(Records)
'''
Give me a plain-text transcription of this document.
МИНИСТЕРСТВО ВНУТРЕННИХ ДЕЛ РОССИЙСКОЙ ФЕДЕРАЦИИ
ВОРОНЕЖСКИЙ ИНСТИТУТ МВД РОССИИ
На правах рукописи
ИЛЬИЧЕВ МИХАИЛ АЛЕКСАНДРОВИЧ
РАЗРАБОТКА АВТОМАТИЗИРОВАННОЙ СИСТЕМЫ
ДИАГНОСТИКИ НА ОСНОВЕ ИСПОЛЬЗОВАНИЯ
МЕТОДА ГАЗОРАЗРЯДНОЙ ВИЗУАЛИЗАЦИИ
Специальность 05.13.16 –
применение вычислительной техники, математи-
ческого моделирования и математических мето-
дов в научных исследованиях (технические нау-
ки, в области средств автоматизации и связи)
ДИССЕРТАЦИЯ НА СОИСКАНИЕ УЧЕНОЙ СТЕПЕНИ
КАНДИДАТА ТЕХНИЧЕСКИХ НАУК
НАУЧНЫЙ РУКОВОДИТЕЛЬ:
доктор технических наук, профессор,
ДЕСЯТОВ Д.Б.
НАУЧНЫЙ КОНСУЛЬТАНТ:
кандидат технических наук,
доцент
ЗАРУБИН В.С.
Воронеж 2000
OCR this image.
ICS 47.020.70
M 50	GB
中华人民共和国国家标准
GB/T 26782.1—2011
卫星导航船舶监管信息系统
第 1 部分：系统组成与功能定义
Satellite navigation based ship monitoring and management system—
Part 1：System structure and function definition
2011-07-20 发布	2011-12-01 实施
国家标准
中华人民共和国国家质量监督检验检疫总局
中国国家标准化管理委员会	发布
'''
WHAT TO WORK ON: Make an exact copy of every entry.

SOLUTION FOR THIS TASK:
Give me a plain-text transcription of this document.
МИНИСТЕРСТВО ВНУТРЕННИХ ДЕЛ РОССИЙСКОЙ ФЕДЕРАЦИИ
ВОРОНЕЖСКИЙ ИНСТИТУТ МВД РОССИИ
На правах рукописи
ИЛЬИЧЕВ МИХАИЛ АЛЕКСАНДРОВИЧ
РАЗРАБОТКА АВТОМАТИЗИРОВАННОЙ СИСТЕМЫ
ДИАГНОСТИКИ НА ОСНОВЕ ИСПОЛЬЗОВАНИЯ
МЕТОДА ГАЗОРАЗРЯДНОЙ ВИЗУАЛИЗАЦИИ
Специальность 05.13.16 –
применение вычислительной техники, математи-
ческого моделирования и математических мето-
дов в научных исследованиях (технические нау-
ки, в области средств автоматизации и связи)
ДИССЕРТАЦИЯ НА СОИСКАНИЕ УЧЕНОЙ СТЕПЕНИ
КАНДИДАТА ТЕХНИЧЕСКИХ НАУК
НАУЧНЫЙ РУКОВОДИТЕЛЬ:
доктор технических наук, профессор,
ДЕСЯТОВ Д.Б.
НАУЧНЫЙ КОНСУЛЬТАНТ:
кандидат технических наук,
доцент
ЗАРУБИН В.С.
Воронеж 2000
OCR this image.
ICS 47.020.70
M 50	GB
中华人民共和国国家标准
GB/T 26782.1—2011
卫星导航船舶监管信息系统
第 1 部分：系统组成与功能定义
Satellite navigation based ship monitoring and management system—
Part 1：System structure and function definition
2011-07-20 发布	2011-12-01 实施
国家标准
中华人民共和国国家质量监督检验检疫总局
中国国家标准化管理委员会	发布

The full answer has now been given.